___ Supplied records ___
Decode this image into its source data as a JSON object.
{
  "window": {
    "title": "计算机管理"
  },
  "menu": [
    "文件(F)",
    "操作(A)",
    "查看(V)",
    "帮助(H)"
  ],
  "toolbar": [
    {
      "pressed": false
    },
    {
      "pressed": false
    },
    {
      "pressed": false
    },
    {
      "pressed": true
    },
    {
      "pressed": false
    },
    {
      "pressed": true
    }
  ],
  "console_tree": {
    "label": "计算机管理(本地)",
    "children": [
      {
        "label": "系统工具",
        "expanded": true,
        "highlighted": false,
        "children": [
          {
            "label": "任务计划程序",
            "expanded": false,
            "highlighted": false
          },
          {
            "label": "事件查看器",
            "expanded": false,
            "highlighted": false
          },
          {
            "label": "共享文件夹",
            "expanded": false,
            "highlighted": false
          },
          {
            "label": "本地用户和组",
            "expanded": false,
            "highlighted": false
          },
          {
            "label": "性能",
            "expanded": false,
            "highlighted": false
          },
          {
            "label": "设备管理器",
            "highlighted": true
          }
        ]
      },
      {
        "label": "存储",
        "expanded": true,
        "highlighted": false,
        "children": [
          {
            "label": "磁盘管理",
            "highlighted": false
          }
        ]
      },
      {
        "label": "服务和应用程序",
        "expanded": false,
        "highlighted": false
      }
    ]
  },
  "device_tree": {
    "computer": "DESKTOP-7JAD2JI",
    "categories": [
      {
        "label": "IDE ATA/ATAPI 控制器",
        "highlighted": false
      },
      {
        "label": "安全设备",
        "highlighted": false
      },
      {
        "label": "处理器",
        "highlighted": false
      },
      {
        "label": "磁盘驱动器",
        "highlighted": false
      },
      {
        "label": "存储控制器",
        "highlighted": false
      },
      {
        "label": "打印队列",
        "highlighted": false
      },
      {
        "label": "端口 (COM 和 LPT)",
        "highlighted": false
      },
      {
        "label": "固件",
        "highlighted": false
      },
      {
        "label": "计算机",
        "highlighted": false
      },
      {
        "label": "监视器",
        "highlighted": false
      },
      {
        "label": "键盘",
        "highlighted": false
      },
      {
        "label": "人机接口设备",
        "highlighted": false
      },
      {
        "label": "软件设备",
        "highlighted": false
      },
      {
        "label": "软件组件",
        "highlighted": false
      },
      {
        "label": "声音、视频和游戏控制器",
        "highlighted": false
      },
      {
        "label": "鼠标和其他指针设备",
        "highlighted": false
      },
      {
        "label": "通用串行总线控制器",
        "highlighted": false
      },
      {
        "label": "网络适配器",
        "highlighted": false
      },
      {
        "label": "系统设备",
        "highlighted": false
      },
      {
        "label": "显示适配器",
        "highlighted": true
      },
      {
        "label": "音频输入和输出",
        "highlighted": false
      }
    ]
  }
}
___
_Directions_
Each line in the material above must be retyped without alteration.

_Worked solution_
Decode this image into its source data as a JSON object.
{
  "window": {
    "title": "计算机管理"
  },
  "menu": [
    "文件(F)",
    "操作(A)",
    "查看(V)",
    "帮助(H)"
  ],
  "toolbar": [
    {
      "pressed": false
    },
    {
      "pressed": false
    },
    {
      "pressed": false
    },
    {
      "pressed": true
    },
    {
      "pressed": false
    },
    {
      "pressed": true
    }
  ],
  "console_tree": {
    "label": "计算机管理(本地)",
    "children": [
      {
        "label": "系统工具",
        "expanded": true,
        "highlighted": false,
        "children": [
          {
            "label": "任务计划程序",
            "expanded": false,
            "highlighted": false
          },
          {
            "label": "事件查看器",
            "expanded": false,
            "highlighted": false
          },
          {
            "label": "共享文件夹",
            "expanded": false,
            "highlighted": false
          },
          {
            "label": "本地用户和组",
            "expanded": false,
            "highlighted": false
          },
          {
            "label": "性能",
            "expanded": false,
            "highlighted": false
          },
          {
            "label": "设备管理器",
            "highlighted": true
          }
        ]
      },
      {
        "label": "存储",
        "expanded": true,
        "highlighted": false,
        "children": [
          {
            "label": "磁盘管理",
            "highlighted": false
          }
        ]
      },
      {
        "label": "服务和应用程序",
        "expanded": false,
        "highlighted": false
      }
    ]
  },
  "device_tree": {
    "computer": "DESKTOP-7JAD2JI",
    "categories": [
      {
        "label": "IDE ATA/ATAPI 控制器",
        "highlighted": false
      },
      {
        "label": "安全设备",
        "highlighted": false
      },
      {
        "label": "处理器",
        "highlighted": false
      },
      {
        "label": "磁盘驱动器",
        "highlighted": false
      },
      {
        "label": "存储控制器",
        "highlighted": false
      },
      {
        "label": "打印队列",
        "highlighted": false
      },
      {
        "label": "端口 (COM 和 LPT)",
        "highlighted": false
      },
      {
        "label": "固件",
        "highlighted": false
      },
      {
        "label": "计算机",
        "highlighted": false
      },
      {
        "label": "监视器",
        "highlighted": false
      },
      {
        "label": "键盘",
        "highlighted": false
      },
      {
        "label": "人机接口设备",
        "highlighted": false
      },
      {
        "label": "软件设备",
        "highlighted": false
      },
      {
        "label": "软件组件",
        "highlighted": false
      },
      {
        "label": "声音、视频和游戏控制器",
        "highlighted": false
      },
      {
        "label": "鼠标和其他指针设备",
        "highlighted": false
      },
      {
        "label": "通用串行总线控制器",
        "highlighted": false
      },
      {
        "label": "网络适配器",
        "highlighted": false
      },
      {
        "label": "系统设备",
        "highlighted": false
      },
      {
        "label": "显示适配器",
        "highlighted": true
      },
      {
        "label": "音频输入和输出",
        "highlighted": false
      }
    ]
  }
}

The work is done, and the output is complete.